Set task: Copy out each line of the data holding "online".

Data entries
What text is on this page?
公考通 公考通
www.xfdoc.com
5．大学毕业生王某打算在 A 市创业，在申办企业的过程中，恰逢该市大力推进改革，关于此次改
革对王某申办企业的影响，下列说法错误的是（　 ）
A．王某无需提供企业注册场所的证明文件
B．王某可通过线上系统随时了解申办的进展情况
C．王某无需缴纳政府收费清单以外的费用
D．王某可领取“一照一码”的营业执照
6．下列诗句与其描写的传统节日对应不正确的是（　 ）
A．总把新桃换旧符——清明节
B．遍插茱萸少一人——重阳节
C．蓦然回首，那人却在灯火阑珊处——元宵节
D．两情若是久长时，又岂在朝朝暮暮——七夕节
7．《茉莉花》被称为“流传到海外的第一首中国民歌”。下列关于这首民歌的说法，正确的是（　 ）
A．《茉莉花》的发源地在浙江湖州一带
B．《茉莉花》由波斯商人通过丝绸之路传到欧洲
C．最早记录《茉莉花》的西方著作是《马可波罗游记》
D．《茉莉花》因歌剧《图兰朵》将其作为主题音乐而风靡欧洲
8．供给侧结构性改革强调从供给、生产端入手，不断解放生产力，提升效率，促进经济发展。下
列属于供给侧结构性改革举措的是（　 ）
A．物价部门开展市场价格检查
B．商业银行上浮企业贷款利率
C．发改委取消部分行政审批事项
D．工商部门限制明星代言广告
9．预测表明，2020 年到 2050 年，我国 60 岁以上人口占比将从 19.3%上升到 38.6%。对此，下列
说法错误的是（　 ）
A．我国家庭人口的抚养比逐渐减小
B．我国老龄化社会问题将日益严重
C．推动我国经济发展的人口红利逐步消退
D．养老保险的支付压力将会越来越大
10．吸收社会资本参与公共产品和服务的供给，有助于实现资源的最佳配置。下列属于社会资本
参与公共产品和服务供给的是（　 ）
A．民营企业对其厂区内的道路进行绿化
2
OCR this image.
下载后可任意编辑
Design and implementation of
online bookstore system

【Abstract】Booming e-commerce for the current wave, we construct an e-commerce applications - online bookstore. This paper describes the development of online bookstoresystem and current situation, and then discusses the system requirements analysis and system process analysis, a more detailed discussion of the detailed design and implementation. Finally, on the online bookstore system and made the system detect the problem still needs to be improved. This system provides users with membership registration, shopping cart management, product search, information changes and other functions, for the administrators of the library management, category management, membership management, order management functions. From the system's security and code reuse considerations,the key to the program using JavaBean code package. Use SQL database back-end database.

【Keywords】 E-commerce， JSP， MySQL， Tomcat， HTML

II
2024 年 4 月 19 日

The response:
online bookstore system
【Abstract】Booming e-commerce for the current wave, we construct an e-commerce applications - online bookstore. This paper describes the development of online bookstoresystem and current situation, and then discusses the system requirements analysis and system process analysis, a more detailed discussion of the detailed design and implementation. Finally, on the online bookstore system and made the system detect the problem still needs to be improved. This system provides users with membership registration, shopping cart management, product search, information changes and other functions, for the administrators of the library management, category management, membership management, order management functions. From the system's security and code reuse considerations,the key to the program using JavaBean code package. Use SQL database back-end database.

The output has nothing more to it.